_PROVIDED DATA_
==============================
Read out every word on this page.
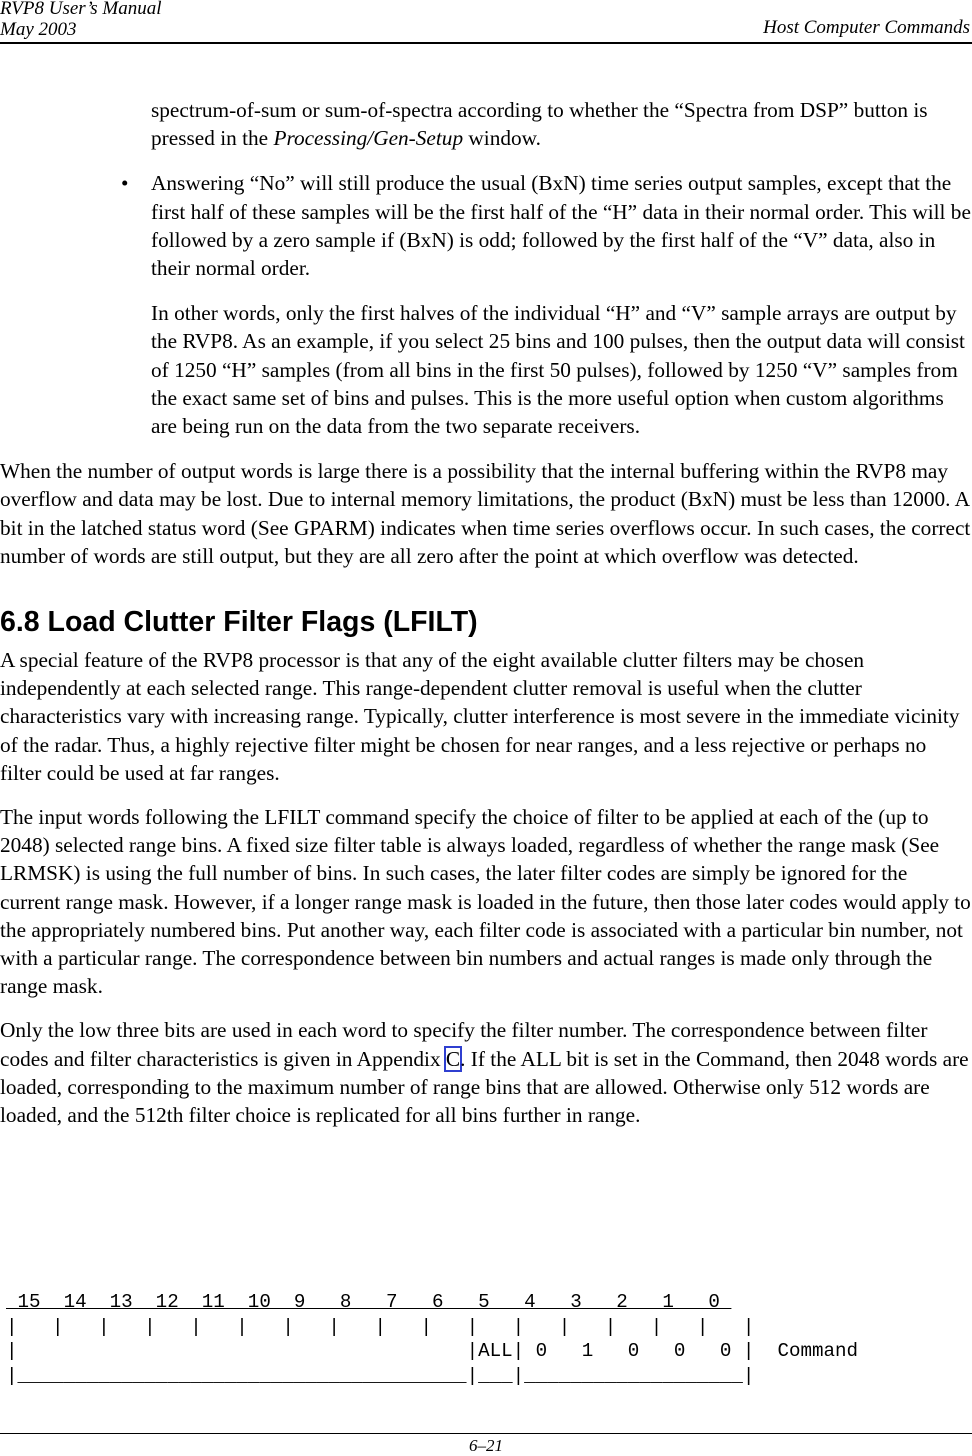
RVP8 User’s Manual
May 2003	Host Computer Commands

spectrum-of-sum or sum-of-spectra according to whether the “Spectra from DSP” button is pressed in the Processing/Gen-Setup window.

• Answering “No” will still produce the usual (BxN) time series output samples, except that the first half of these samples will be the first half of the “H” data in their normal order. This will be followed by a zero sample if (BxN) is odd; followed by the first half of the “V” data, also in their normal order.

In other words, only the first halves of the individual “H” and “V” sample arrays are output by the RVP8. As an example, if you select 25 bins and 100 pulses, then the output data will consist of 1250 “H” samples (from all bins in the first 50 pulses), followed by 1250 “V” samples from the exact same set of bins and pulses. This is the more useful option when custom algorithms are being run on the data from the two separate receivers.

When the number of output words is large there is a possibility that the internal buffering within the RVP8 may overflow and data may be lost. Due to internal memory limitations, the product (BxN) must be less than 12000. A bit in the latched status word (See GPARM) indicates when time series overflows occur. In such cases, the correct number of words are still output, but they are all zero after the point at which overflow was detected.

6.8 Load Clutter Filter Flags (LFILT)

A special feature of the RVP8 processor is that any of the eight available clutter filters may be chosen independently at each selected range. This range-dependent clutter removal is useful when the clutter characteristics vary with increasing range. Typically, clutter interference is most severe in the immediate vicinity of the radar. Thus, a highly rejective filter might be chosen for near ranges, and a less rejective or perhaps no filter could be used at far ranges.

The input words following the LFILT command specify the choice of filter to be applied at each of the (up to 2048) selected range bins. A fixed size filter table is always loaded, regardless of whether the range mask (See LRMSK) is using the full number of bins. In such cases, the later filter codes are simply be ignored for the current range mask. However, if a longer range mask is loaded in the future, then those later codes would apply to the appropriately numbered bins. Put another way, each filter code is associated with a particular bin number, not with a particular range. The correspondence between bin numbers and actual ranges is made only through the range mask.

Only the low three bits are used in each word to specify the filter number. The correspondence between filter codes and filter characteristics is given in Appendix C. If the ALL bit is set in the Command, then 2048 words are loaded, corresponding to the maximum number of range bins that are allowed. Otherwise only 512 words are loaded, and the 512th filter choice is replicated for all bins further in range.

15  14  13  12  11  10  9   8   7   6   5   4   3   2   1   0
|   |   |   |   |   |   |   |   |   |   |   |   |   |   |   |   |
|                                       |ALL| 0   1   0   0   0 |  Command
|_______________________________________|___|___________________|
6–21
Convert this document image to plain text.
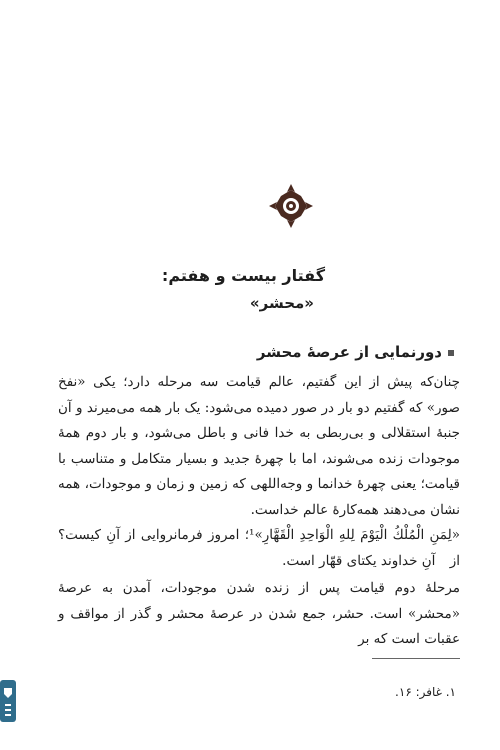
گفتار بیست و هفتم:
«محشر»
دورنمایی از عرصهٔ محشر

چنان‌که پیش از این گفتیم، عالم قیامت سه مرحله دارد؛ یکی «نفخ صور» که گفتیم دو بار در صور دمیده می‌شود: یک بار همه می‌میرند و آن جنبهٔ استقلالی و بی‌ربطی به خدا فانی و باطل می‌شود، و بار دوم همهٔ موجودات زنده می‌شوند، اما با چهرهٔ جدید و بسیار متکامل و متناسب با قیامت؛ یعنی چهرهٔ خدانما و وجه‌اللهی که زمین و زمان و موجودات، همه نشان می‌دهند همه‌کارهٔ عالم خداست.

«لِمَنِ الْمُلْكُ الْيَوْمَ لِلهِ الْوَاحِدِ الْقَهَّارِ»¹؛ امروز فرمانروایی از آنِ کیست؟ از آنِ خداوند یکتای قهّار است.

مرحلهٔ دوم قیامت پس از زنده شدن موجودات، آمدن به عرصهٔ «محشر» است. حشر، جمع شدن در عرصهٔ محشر و گذر از مواقف و عقبات است که بر

۱. غافر: ۱۶.
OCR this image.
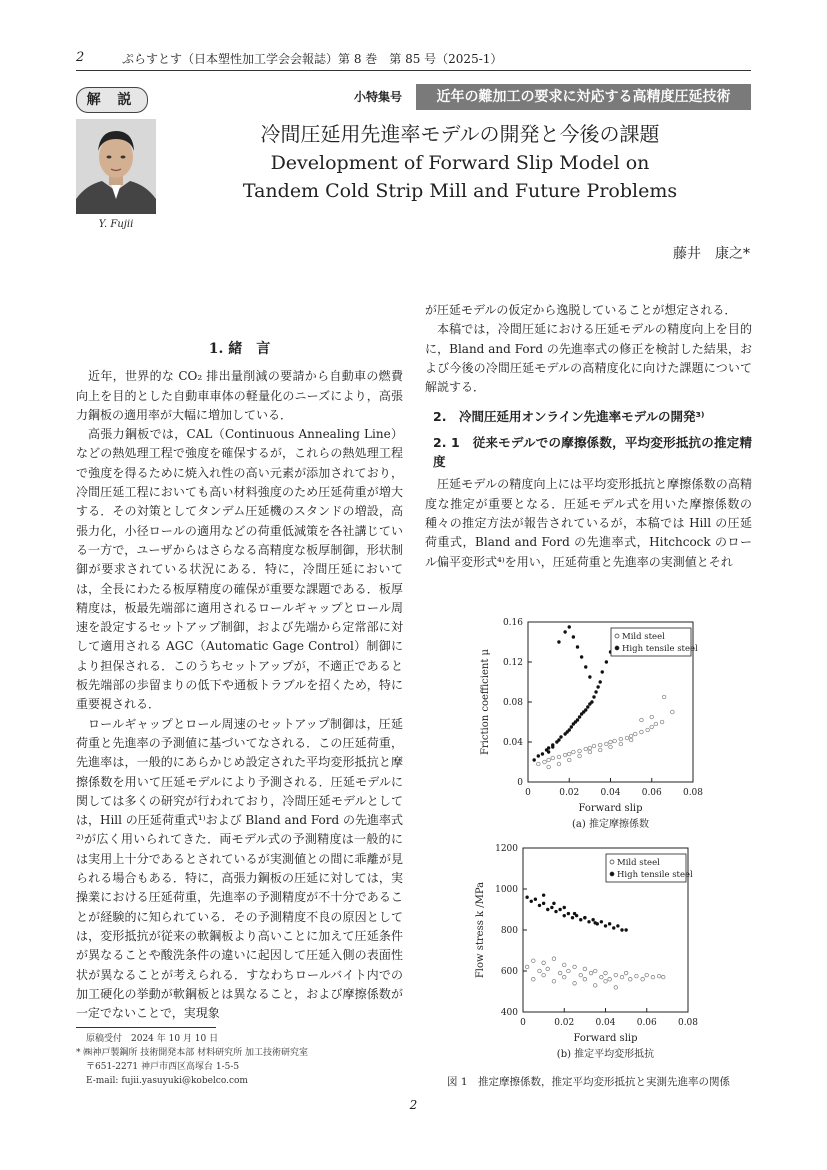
2	ぷらすとす（日本塑性加工学会会報誌）第 8 巻　第 85 号（2025-1）
解 説	小特集号	近年の難加工の要求に対応する高精度圧延技術
Y. Fujii
冷間圧延用先進率モデルの開発と今後の課題
Development of Forward Slip Model on
Tandem Cold Strip Mill and Future Problems
藤井　康之*

1. 緒　言

近年，世界的な CO₂ 排出量削減の要請から自動車の燃費向上を目的とした自動車車体の軽量化のニーズにより，高張力鋼板の適用率が大幅に増加している．

高張力鋼板では，CAL（Continuous Annealing Line）などの熱処理工程で強度を確保するが，これらの熱処理工程で強度を得るために焼入れ性の高い元素が添加されており，冷間圧延工程においても高い材料強度のため圧延荷重が増大する．その対策としてタンデム圧延機のスタンドの増設，高張力化，小径ロールの適用などの荷重低減策を各社講じている一方で，ユーザからはさらなる高精度な板厚制御，形状制御が要求されている状況にある．特に，冷間圧延においては，全長にわたる板厚精度の確保が重要な課題である．板厚精度は，板最先端部に適用されるロールギャップとロール周速を設定するセットアップ制御，および先端から定常部に対して適用される AGC（Automatic Gage Control）制御により担保される．このうちセットアップが，不適正であると板先端部の歩留まりの低下や通板トラブルを招くため，特に重要視される．

ロールギャップとロール周速のセットアップ制御は，圧延荷重と先進率の予測値に基づいてなされる．この圧延荷重，先進率は，一般的にあらかじめ設定された平均変形抵抗と摩擦係数を用いて圧延モデルにより予測される．圧延モデルに関しては多くの研究が行われており，冷間圧延モデルとしては，Hill の圧延荷重式¹⁾および Bland and Ford の先進率式²⁾が広く用いられてきた．両モデル式の予測精度は一般的には実用上十分であるとされているが実測値との間に乖離が見られる場合もある．特に，高張力鋼板の圧延に対しては，実操業における圧延荷重，先進率の予測精度が不十分であることが経験的に知られている．その予測精度不良の原因としては，変形抵抗が従来の軟鋼板より高いことに加えて圧延条件が異なることや酸洗条件の違いに起因して圧延入側の表面性状が異なることが考えられる．すなわちロールバイト内での加工硬化の挙動が軟鋼板とは異なること，および摩擦係数が一定でないことで，実現象

が圧延モデルの仮定から逸脱していることが想定される．

本稿では，冷間圧延における圧延モデルの精度向上を目的に，Bland and Ford の先進率式の修正を検討した結果，および今後の冷間圧延モデルの高精度化に向けた課題について解説する．

2.　冷間圧延用オンライン先進率モデルの開発³⁾

2. 1　従来モデルでの摩擦係数，平均変形抵抗の推定精度

圧延モデルの精度向上には平均変形抵抗と摩擦係数の高精度な推定が重要となる．圧延モデル式を用いた摩擦係数の種々の推定方法が報告されているが，本稿では Hill の圧延荷重式，Bland and Ford の先進率式，Hitchcock のロール偏平変形式⁴⁾を用い，圧延荷重と先進率の実測値とそれ

0	0.02 0.04 0.06 0.08
0
0.04
0.08
0.12
0.16
Forward slip
Friction coefficient μ
(a) 推定摩擦係数
Mild steel
High tensile steel
0	0.02 0.04 0.06 0.08
400
600
800
1000
1200
Forward slip
Flow stress k /MPa
(b) 推定平均変形抵抗
Mild steel
High tensile steel
図 1　推定摩擦係数，推定平均変形抵抗と実測先進率の関係
原稿受付　2024 年 10 月 10 日
* ㈱神戸製鋼所 技術開発本部 材料研究所 加工技術研究室
〒651-2271 神戸市西区高塚台 1-5-5
E-mail: fujii.yasuyuki@kobelco.com
2
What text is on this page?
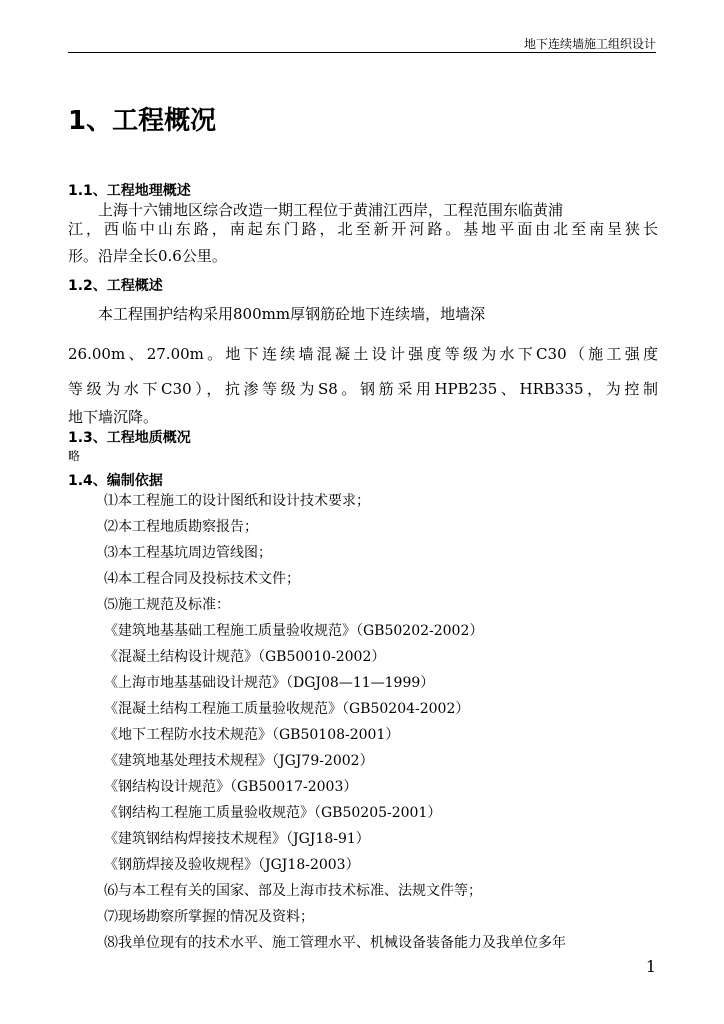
地下连续墙施工组织设计
1、工程概况
1.1、工程地理概述
上海十六铺地区综合改造一期工程位于黄浦江西岸，工程范围东临黄浦
江，西临中山东路，南起东门路，北至新开河路。基地平面由北至南呈狭长
形。沿岸全长0.6公里。
1.2、工程概述
本工程围护结构采用800mm厚钢筋砼地下连续墙，地墙深
26.00m、27.00m。地下连续墙混凝土设计强度等级为水下C30（施工强度
等级为水下C30），抗渗等级为S8。钢筋采用HPB235、HRB335，为控制
地下墙沉降。
1.3、工程地质概况
略
1.4、编制依据
⑴本工程施工的设计图纸和设计技术要求；
⑵本工程地质勘察报告；
⑶本工程基坑周边管线图；
⑷本工程合同及投标技术文件；
⑸施工规范及标准：
《建筑地基基础工程施工质量验收规范》（GB50202-2002）
《混凝土结构设计规范》（GB50010-2002）
《上海市地基基础设计规范》（DGJ08—11—1999）
《混凝土结构工程施工质量验收规范》（GB50204-2002）
《地下工程防水技术规范》（GB50108-2001）
《建筑地基处理技术规程》（JGJ79-2002）
《钢结构设计规范》（GB50017-2003）
《钢结构工程施工质量验收规范》（GB50205-2001）
《建筑钢结构焊接技术规程》（JGJ18-91）
《钢筋焊接及验收规程》（JGJ18-2003）
⑹与本工程有关的国家、部及上海市技术标准、法规文件等；
⑺现场勘察所掌握的情况及资料；
⑻我单位现有的技术水平、施工管理水平、机械设备装备能力及我单位多年
1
==============================
_WORK REQUIRED_
Extract, word for word, every line from the one holding "What text is on this page?" through the closing line of the data above. Do not include any pictures.

_TASK ANSWER_
What text is on this page?
地下连续墙施工组织设计
1、工程概况
1.1、工程地理概述
上海十六铺地区综合改造一期工程位于黄浦江西岸，工程范围东临黄浦
江，西临中山东路，南起东门路，北至新开河路。基地平面由北至南呈狭长
形。沿岸全长0.6公里。
1.2、工程概述
本工程围护结构采用800mm厚钢筋砼地下连续墙，地墙深
26.00m、27.00m。地下连续墙混凝土设计强度等级为水下C30（施工强度
等级为水下C30），抗渗等级为S8。钢筋采用HPB235、HRB335，为控制
地下墙沉降。
1.3、工程地质概况
略
1.4、编制依据
⑴本工程施工的设计图纸和设计技术要求；
⑵本工程地质勘察报告；
⑶本工程基坑周边管线图；
⑷本工程合同及投标技术文件；
⑸施工规范及标准：
《建筑地基基础工程施工质量验收规范》（GB50202-2002）
《混凝土结构设计规范》（GB50010-2002）
《上海市地基基础设计规范》（DGJ08—11—1999）
《混凝土结构工程施工质量验收规范》（GB50204-2002）
《地下工程防水技术规范》（GB50108-2001）
《建筑地基处理技术规程》（JGJ79-2002）
《钢结构设计规范》（GB50017-2003）
《钢结构工程施工质量验收规范》（GB50205-2001）
《建筑钢结构焊接技术规程》（JGJ18-91）
《钢筋焊接及验收规程》（JGJ18-2003）
⑹与本工程有关的国家、部及上海市技术标准、法规文件等；
⑺现场勘察所掌握的情况及资料；
⑻我单位现有的技术水平、施工管理水平、机械设备装备能力及我单位多年
1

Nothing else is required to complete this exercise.